| Work to be completed |
Give back the full material, exactly as it reads.

* start Records *

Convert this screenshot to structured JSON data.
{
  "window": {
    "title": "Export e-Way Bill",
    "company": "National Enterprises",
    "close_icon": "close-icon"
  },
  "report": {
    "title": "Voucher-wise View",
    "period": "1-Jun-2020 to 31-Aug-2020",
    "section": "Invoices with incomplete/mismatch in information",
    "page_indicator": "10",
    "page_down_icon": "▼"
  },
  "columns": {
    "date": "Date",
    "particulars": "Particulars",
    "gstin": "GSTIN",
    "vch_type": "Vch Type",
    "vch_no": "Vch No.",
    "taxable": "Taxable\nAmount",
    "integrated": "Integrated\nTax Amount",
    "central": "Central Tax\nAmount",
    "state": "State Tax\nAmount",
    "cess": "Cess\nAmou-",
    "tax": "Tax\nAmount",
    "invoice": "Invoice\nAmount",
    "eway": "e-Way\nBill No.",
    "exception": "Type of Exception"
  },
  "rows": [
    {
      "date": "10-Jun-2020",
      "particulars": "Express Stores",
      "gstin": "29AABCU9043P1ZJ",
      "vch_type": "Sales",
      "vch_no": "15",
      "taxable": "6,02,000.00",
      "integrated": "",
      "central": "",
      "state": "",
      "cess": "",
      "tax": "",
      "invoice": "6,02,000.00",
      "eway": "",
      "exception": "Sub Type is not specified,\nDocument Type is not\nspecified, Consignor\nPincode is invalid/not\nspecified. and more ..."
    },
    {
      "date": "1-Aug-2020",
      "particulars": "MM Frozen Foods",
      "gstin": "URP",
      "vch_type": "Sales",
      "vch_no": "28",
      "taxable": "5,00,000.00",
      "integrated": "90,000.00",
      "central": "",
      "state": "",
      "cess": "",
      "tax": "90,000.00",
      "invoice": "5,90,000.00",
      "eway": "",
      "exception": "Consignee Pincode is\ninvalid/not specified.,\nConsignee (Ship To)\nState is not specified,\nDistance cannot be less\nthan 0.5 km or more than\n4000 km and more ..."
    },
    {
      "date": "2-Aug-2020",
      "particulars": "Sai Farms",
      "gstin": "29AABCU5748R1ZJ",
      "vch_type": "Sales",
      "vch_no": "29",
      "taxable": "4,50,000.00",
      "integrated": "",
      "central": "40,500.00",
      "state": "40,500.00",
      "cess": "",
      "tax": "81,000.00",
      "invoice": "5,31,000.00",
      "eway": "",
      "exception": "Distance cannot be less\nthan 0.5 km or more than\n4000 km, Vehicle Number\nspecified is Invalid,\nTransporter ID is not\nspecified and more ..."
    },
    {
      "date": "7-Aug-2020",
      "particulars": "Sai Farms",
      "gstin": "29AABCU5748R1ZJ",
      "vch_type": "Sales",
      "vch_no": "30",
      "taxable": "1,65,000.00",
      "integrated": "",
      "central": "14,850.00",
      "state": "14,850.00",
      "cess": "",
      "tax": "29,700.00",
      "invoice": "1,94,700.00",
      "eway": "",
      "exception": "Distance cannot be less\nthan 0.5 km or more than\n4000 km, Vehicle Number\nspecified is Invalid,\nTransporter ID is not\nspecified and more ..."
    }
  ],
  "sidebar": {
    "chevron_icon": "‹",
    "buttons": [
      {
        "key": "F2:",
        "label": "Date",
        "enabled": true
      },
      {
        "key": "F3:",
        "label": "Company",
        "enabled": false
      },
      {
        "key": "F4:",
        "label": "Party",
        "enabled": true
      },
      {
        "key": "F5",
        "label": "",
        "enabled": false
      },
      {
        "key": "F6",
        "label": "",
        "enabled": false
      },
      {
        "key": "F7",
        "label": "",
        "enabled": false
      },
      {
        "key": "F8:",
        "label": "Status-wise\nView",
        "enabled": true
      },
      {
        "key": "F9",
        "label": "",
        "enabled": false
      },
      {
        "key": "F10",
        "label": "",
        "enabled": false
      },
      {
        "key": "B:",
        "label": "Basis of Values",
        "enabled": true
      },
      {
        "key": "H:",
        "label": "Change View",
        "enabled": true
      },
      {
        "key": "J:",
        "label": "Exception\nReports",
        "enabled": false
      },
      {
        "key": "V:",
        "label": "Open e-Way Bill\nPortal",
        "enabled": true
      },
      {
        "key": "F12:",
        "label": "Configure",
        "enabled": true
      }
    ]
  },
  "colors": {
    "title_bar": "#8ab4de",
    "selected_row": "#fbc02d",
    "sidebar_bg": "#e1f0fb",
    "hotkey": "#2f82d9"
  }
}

* end Records *

| Written response |
Convert this screenshot to structured JSON data.
{
  "window": {
    "title": "Export e-Way Bill",
    "company": "National Enterprises",
    "close_icon": "close-icon"
  },
  "report": {
    "title": "Voucher-wise View",
    "period": "1-Jun-2020 to 31-Aug-2020",
    "section": "Invoices with incomplete/mismatch in information",
    "page_indicator": "10",
    "page_down_icon": "▼"
  },
  "columns": {
    "date": "Date",
    "particulars": "Particulars",
    "gstin": "GSTIN",
    "vch_type": "Vch Type",
    "vch_no": "Vch No.",
    "taxable": "Taxable\nAmount",
    "integrated": "Integrated\nTax Amount",
    "central": "Central Tax\nAmount",
    "state": "State Tax\nAmount",
    "cess": "Cess\nAmou-",
    "tax": "Tax\nAmount",
    "invoice": "Invoice\nAmount",
    "eway": "e-Way\nBill No.",
    "exception": "Type of Exception"
  },
  "rows": [
    {
      "date": "10-Jun-2020",
      "particulars": "Express Stores",
      "gstin": "29AABCU9043P1ZJ",
      "vch_type": "Sales",
      "vch_no": "15",
      "taxable": "6,02,000.00",
      "integrated": "",
      "central": "",
      "state": "",
      "cess": "",
      "tax": "",
      "invoice": "6,02,000.00",
      "eway": "",
      "exception": "Sub Type is not specified,\nDocument Type is not\nspecified, Consignor\nPincode is invalid/not\nspecified. and more ..."
    },
    {
      "date": "1-Aug-2020",
      "particulars": "MM Frozen Foods",
      "gstin": "URP",
      "vch_type": "Sales",
      "vch_no": "28",
      "taxable": "5,00,000.00",
      "integrated": "90,000.00",
      "central": "",
      "state": "",
      "cess": "",
      "tax": "90,000.00",
      "invoice": "5,90,000.00",
      "eway": "",
      "exception": "Consignee Pincode is\ninvalid/not specified.,\nConsignee (Ship To)\nState is not specified,\nDistance cannot be less\nthan 0.5 km or more than\n4000 km and more ..."
    },
    {
      "date": "2-Aug-2020",
      "particulars": "Sai Farms",
      "gstin": "29AABCU5748R1ZJ",
      "vch_type": "Sales",
      "vch_no": "29",
      "taxable": "4,50,000.00",
      "integrated": "",
      "central": "40,500.00",
      "state": "40,500.00",
      "cess": "",
      "tax": "81,000.00",
      "invoice": "5,31,000.00",
      "eway": "",
      "exception": "Distance cannot be less\nthan 0.5 km or more than\n4000 km, Vehicle Number\nspecified is Invalid,\nTransporter ID is not\nspecified and more ..."
    },
    {
      "date": "7-Aug-2020",
      "particulars": "Sai Farms",
      "gstin": "29AABCU5748R1ZJ",
      "vch_type": "Sales",
      "vch_no": "30",
      "taxable": "1,65,000.00",
      "integrated": "",
      "central": "14,850.00",
      "state": "14,850.00",
      "cess": "",
      "tax": "29,700.00",
      "invoice": "1,94,700.00",
      "eway": "",
      "exception": "Distance cannot be less\nthan 0.5 km or more than\n4000 km, Vehicle Number\nspecified is Invalid,\nTransporter ID is not\nspecified and more ..."
    }
  ],
  "sidebar": {
    "chevron_icon": "‹",
    "buttons": [
      {
        "key": "F2:",
        "label": "Date",
        "enabled": true
      },
      {
        "key": "F3:",
        "label": "Company",
        "enabled": false
      },
      {
        "key": "F4:",
        "label": "Party",
        "enabled": true
      },
      {
        "key": "F5",
        "label": "",
        "enabled": false
      },
      {
        "key": "F6",
        "label": "",
        "enabled": false
      },
      {
        "key": "F7",
        "label": "",
        "enabled": false
      },
      {
        "key": "F8:",
        "label": "Status-wise\nView",
        "enabled": true
      },
      {
        "key": "F9",
        "label": "",
        "enabled": false
      },
      {
        "key": "F10",
        "label": "",
        "enabled": false
      },
      {
        "key": "B:",
        "label": "Basis of Values",
        "enabled": true
      },
      {
        "key": "H:",
        "label": "Change View",
        "enabled": true
      },
      {
        "key": "J:",
        "label": "Exception\nReports",
        "enabled": false
      },
      {
        "key": "V:",
        "label": "Open e-Way Bill\nPortal",
        "enabled": true
      },
      {
        "key": "F12:",
        "label": "Configure",
        "enabled": true
      }
    ]
  },
  "colors": {
    "title_bar": "#8ab4de",
    "selected_row": "#fbc02d",
    "sidebar_bg": "#e1f0fb",
    "hotkey": "#2f82d9"
  }
}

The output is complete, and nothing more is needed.